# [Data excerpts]
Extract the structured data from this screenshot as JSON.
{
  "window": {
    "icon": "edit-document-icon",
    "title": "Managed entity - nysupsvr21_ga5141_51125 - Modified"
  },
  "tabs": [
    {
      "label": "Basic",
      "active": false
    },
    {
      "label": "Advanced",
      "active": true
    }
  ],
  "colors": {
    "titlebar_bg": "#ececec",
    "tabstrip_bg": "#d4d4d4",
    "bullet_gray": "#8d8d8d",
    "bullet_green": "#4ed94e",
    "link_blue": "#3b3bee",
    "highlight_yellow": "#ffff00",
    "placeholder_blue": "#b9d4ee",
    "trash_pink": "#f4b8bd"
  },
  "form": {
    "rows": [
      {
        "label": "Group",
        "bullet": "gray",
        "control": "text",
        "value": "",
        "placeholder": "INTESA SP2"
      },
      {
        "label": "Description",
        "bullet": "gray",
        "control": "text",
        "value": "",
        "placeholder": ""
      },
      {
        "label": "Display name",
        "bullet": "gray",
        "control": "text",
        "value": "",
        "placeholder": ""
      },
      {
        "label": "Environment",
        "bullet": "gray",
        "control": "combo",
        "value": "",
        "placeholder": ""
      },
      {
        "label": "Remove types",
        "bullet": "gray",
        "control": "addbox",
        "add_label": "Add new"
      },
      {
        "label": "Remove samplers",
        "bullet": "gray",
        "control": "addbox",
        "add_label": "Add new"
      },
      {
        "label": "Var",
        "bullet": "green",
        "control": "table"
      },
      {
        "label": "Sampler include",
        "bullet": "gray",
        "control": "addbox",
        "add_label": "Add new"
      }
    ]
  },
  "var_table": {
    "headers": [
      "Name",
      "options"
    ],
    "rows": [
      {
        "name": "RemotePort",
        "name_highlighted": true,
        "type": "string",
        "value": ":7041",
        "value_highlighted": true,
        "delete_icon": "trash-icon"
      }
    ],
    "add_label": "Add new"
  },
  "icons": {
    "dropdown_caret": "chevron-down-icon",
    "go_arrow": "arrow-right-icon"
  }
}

# [DESCRIPTION OF THE TASK]
Quote every entry exactly.

# [TASK RESPONSE]
Extract the structured data from this screenshot as JSON.
{
  "window": {
    "icon": "edit-document-icon",
    "title": "Managed entity - nysupsvr21_ga5141_51125 - Modified"
  },
  "tabs": [
    {
      "label": "Basic",
      "active": false
    },
    {
      "label": "Advanced",
      "active": true
    }
  ],
  "colors": {
    "titlebar_bg": "#ececec",
    "tabstrip_bg": "#d4d4d4",
    "bullet_gray": "#8d8d8d",
    "bullet_green": "#4ed94e",
    "link_blue": "#3b3bee",
    "highlight_yellow": "#ffff00",
    "placeholder_blue": "#b9d4ee",
    "trash_pink": "#f4b8bd"
  },
  "form": {
    "rows": [
      {
        "label": "Group",
        "bullet": "gray",
        "control": "text",
        "value": "",
        "placeholder": "INTESA SP2"
      },
      {
        "label": "Description",
        "bullet": "gray",
        "control": "text",
        "value": "",
        "placeholder": ""
      },
      {
        "label": "Display name",
        "bullet": "gray",
        "control": "text",
        "value": "",
        "placeholder": ""
      },
      {
        "label": "Environment",
        "bullet": "gray",
        "control": "combo",
        "value": "",
        "placeholder": ""
      },
      {
        "label": "Remove types",
        "bullet": "gray",
        "control": "addbox",
        "add_label": "Add new"
      },
      {
        "label": "Remove samplers",
        "bullet": "gray",
        "control": "addbox",
        "add_label": "Add new"
      },
      {
        "label": "Var",
        "bullet": "green",
        "control": "table"
      },
      {
        "label": "Sampler include",
        "bullet": "gray",
        "control": "addbox",
        "add_label": "Add new"
      }
    ]
  },
  "var_table": {
    "headers": [
      "Name",
      "options"
    ],
    "rows": [
      {
        "name": "RemotePort",
        "name_highlighted": true,
        "type": "string",
        "value": ":7041",
        "value_highlighted": true,
        "delete_icon": "trash-icon"
      }
    ],
    "add_label": "Add new"
  },
  "icons": {
    "dropdown_caret": "chevron-down-icon",
    "go_arrow": "arrow-right-icon"
  }
}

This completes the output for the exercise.